■ **Instructions to follow**:
Repeat the material in full. Keep every line exactly as it is.

______________________________

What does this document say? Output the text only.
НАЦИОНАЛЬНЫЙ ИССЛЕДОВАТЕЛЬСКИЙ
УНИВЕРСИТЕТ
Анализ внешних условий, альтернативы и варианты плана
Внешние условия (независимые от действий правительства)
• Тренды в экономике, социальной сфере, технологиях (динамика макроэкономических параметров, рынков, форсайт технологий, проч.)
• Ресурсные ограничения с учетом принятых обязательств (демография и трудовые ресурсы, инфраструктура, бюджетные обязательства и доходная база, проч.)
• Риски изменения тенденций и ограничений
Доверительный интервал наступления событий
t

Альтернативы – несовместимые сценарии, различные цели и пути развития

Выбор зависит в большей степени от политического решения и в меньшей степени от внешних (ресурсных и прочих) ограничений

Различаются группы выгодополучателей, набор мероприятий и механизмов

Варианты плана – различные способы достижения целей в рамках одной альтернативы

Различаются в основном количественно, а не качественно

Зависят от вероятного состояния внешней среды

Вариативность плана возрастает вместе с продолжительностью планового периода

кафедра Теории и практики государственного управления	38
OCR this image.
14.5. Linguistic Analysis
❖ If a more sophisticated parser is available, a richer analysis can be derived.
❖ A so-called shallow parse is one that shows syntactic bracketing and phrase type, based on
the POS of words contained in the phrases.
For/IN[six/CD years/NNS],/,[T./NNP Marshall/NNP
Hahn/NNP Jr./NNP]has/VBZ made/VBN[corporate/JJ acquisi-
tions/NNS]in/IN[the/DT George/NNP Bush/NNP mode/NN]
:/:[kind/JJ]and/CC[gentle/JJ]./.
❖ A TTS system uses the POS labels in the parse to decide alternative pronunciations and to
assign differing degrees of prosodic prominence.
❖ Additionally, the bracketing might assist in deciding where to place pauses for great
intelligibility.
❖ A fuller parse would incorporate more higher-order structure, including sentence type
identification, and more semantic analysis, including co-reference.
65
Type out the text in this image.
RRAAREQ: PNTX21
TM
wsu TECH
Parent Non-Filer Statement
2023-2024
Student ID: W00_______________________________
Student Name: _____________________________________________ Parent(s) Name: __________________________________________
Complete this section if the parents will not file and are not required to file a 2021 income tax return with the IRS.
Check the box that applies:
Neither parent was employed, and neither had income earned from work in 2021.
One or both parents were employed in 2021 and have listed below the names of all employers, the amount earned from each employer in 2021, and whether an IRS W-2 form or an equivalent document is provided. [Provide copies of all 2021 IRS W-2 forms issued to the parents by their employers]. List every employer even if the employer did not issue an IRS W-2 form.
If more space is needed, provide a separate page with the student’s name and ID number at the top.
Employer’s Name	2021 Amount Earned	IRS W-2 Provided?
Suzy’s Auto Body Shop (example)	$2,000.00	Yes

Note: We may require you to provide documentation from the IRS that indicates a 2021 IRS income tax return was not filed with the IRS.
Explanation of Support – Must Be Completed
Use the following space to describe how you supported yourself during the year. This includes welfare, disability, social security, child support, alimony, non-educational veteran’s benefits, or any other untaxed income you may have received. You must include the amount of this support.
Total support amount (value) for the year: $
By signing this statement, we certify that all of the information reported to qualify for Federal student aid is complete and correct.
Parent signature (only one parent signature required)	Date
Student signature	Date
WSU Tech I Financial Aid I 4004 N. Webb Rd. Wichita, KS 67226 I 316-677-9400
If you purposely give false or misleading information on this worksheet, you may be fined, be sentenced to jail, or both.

______________________________

■ **Solution to this task**:
What does this document say? Output the text only.
НАЦИОНАЛЬНЫЙ ИССЛЕДОВАТЕЛЬСКИЙ
УНИВЕРСИТЕТ
Анализ внешних условий, альтернативы и варианты плана
Внешние условия (независимые от действий правительства)
• Тренды в экономике, социальной сфере, технологиях (динамика макроэкономических параметров, рынков, форсайт технологий, проч.)
• Ресурсные ограничения с учетом принятых обязательств (демография и трудовые ресурсы, инфраструктура, бюджетные обязательства и доходная база, проч.)
• Риски изменения тенденций и ограничений
Доверительный интервал наступления событий
t

Альтернативы – несовместимые сценарии, различные цели и пути развития

Выбор зависит в большей степени от политического решения и в меньшей степени от внешних (ресурсных и прочих) ограничений

Различаются группы выгодополучателей, набор мероприятий и механизмов

Варианты плана – различные способы достижения целей в рамках одной альтернативы

Различаются в основном количественно, а не качественно

Зависят от вероятного состояния внешней среды

Вариативность плана возрастает вместе с продолжительностью планового периода

кафедра Теории и практики государственного управления	38
OCR this image.
14.5. Linguistic Analysis
❖ If a more sophisticated parser is available, a richer analysis can be derived.
❖ A so-called shallow parse is one that shows syntactic bracketing and phrase type, based on
the POS of words contained in the phrases.
For/IN[six/CD years/NNS],/,[T./NNP Marshall/NNP
Hahn/NNP Jr./NNP]has/VBZ made/VBN[corporate/JJ acquisi-
tions/NNS]in/IN[the/DT George/NNP Bush/NNP mode/NN]
:/:[kind/JJ]and/CC[gentle/JJ]./.
❖ A TTS system uses the POS labels in the parse to decide alternative pronunciations and to
assign differing degrees of prosodic prominence.
❖ Additionally, the bracketing might assist in deciding where to place pauses for great
intelligibility.
❖ A fuller parse would incorporate more higher-order structure, including sentence type
identification, and more semantic analysis, including co-reference.
65
Type out the text in this image.
RRAAREQ: PNTX21
TM
wsu TECH
Parent Non-Filer Statement
2023-2024
Student ID: W00_______________________________
Student Name: _____________________________________________ Parent(s) Name: __________________________________________
Complete this section if the parents will not file and are not required to file a 2021 income tax return with the IRS.
Check the box that applies:
Neither parent was employed, and neither had income earned from work in 2021.
One or both parents were employed in 2021 and have listed below the names of all employers, the amount earned from each employer in 2021, and whether an IRS W-2 form or an equivalent document is provided. [Provide copies of all 2021 IRS W-2 forms issued to the parents by their employers]. List every employer even if the employer did not issue an IRS W-2 form.
If more space is needed, provide a separate page with the student’s name and ID number at the top.
Employer’s Name	2021 Amount Earned	IRS W-2 Provided?
Suzy’s Auto Body Shop (example)	$2,000.00	Yes

Note: We may require you to provide documentation from the IRS that indicates a 2021 IRS income tax return was not filed with the IRS.
Explanation of Support – Must Be Completed
Use the following space to describe how you supported yourself during the year. This includes welfare, disability, social security, child support, alimony, non-educational veteran’s benefits, or any other untaxed income you may have received. You must include the amount of this support.
Total support amount (value) for the year: $
By signing this statement, we certify that all of the information reported to qualify for Federal student aid is complete and correct.
Parent signature (only one parent signature required)	Date
Student signature	Date
WSU Tech I Financial Aid I 4004 N. Webb Rd. Wichita, KS 67226 I 316-677-9400
If you purposely give false or misleading information on this worksheet, you may be fined, be sentenced to jail, or both.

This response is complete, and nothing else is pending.